Exercise objective: Please print every record below exactly as it appears.

Data entries:
-------

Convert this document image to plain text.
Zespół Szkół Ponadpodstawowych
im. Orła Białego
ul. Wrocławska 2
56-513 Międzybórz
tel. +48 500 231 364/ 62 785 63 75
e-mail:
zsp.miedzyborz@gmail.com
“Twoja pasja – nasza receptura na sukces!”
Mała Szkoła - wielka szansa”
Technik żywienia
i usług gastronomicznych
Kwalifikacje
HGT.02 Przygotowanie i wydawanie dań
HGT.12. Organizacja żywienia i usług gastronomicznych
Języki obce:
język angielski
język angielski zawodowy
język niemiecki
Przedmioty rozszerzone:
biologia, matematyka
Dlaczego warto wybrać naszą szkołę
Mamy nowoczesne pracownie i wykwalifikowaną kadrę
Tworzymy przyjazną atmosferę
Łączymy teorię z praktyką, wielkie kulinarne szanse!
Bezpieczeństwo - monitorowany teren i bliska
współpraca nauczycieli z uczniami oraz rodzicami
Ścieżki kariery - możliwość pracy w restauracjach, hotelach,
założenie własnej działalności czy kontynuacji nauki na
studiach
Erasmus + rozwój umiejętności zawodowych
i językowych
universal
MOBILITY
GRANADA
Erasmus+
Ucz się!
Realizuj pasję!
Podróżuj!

-------

Final answer:
Convert this document image to plain text.
Zespół Szkół Ponadpodstawowych
im. Orła Białego
ul. Wrocławska 2
56-513 Międzybórz
tel. +48 500 231 364/ 62 785 63 75
e-mail:
zsp.miedzyborz@gmail.com
“Twoja pasja – nasza receptura na sukces!”
Mała Szkoła - wielka szansa”
Technik żywienia
i usług gastronomicznych
Kwalifikacje
HGT.02 Przygotowanie i wydawanie dań
HGT.12. Organizacja żywienia i usług gastronomicznych
Języki obce:
język angielski
język angielski zawodowy
język niemiecki
Przedmioty rozszerzone:
biologia, matematyka
Dlaczego warto wybrać naszą szkołę
Mamy nowoczesne pracownie i wykwalifikowaną kadrę
Tworzymy przyjazną atmosferę
Łączymy teorię z praktyką, wielkie kulinarne szanse!
Bezpieczeństwo - monitorowany teren i bliska
współpraca nauczycieli z uczniami oraz rodzicami
Ścieżki kariery - możliwość pracy w restauracjach, hotelach,
założenie własnej działalności czy kontynuacji nauki na
studiach
Erasmus + rozwój umiejętności zawodowych
i językowych
universal
MOBILITY
GRANADA
Erasmus+
Ucz się!
Realizuj pasję!
Podróżuj!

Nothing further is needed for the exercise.